begin DATA FOR PROCESSING

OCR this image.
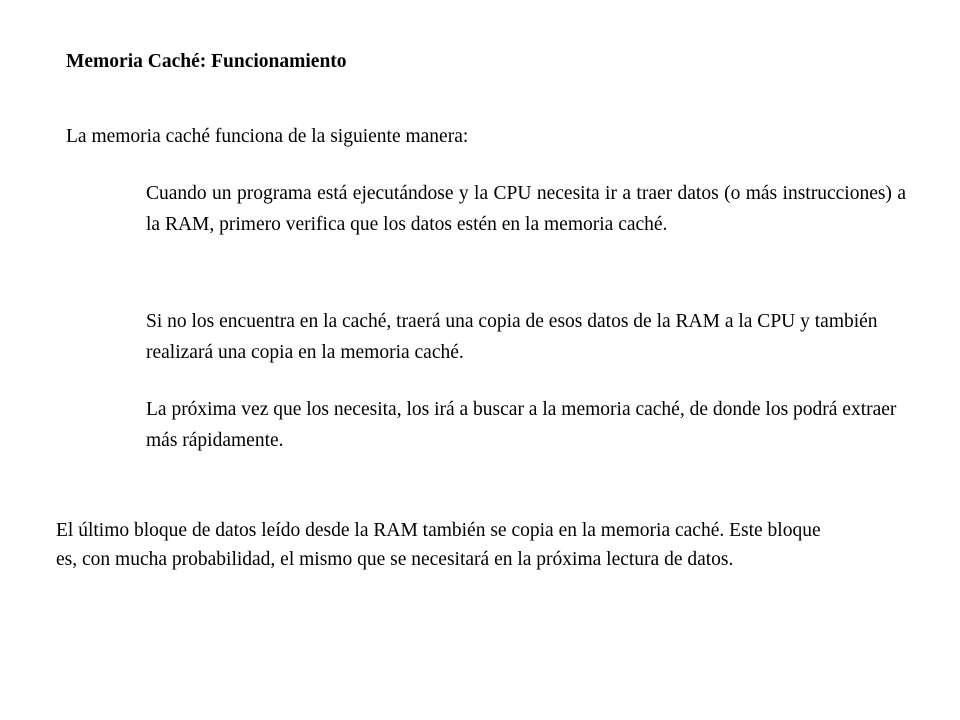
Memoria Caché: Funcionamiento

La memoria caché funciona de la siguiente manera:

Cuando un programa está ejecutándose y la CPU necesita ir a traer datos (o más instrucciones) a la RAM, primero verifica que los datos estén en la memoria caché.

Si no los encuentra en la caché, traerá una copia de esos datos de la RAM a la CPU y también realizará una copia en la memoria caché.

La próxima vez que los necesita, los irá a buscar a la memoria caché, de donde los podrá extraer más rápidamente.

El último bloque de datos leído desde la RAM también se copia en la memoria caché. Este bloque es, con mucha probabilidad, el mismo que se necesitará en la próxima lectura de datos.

end DATA FOR PROCESSING

Considering only the records above, state the number of lines that include the word "datos", with nothing added.

3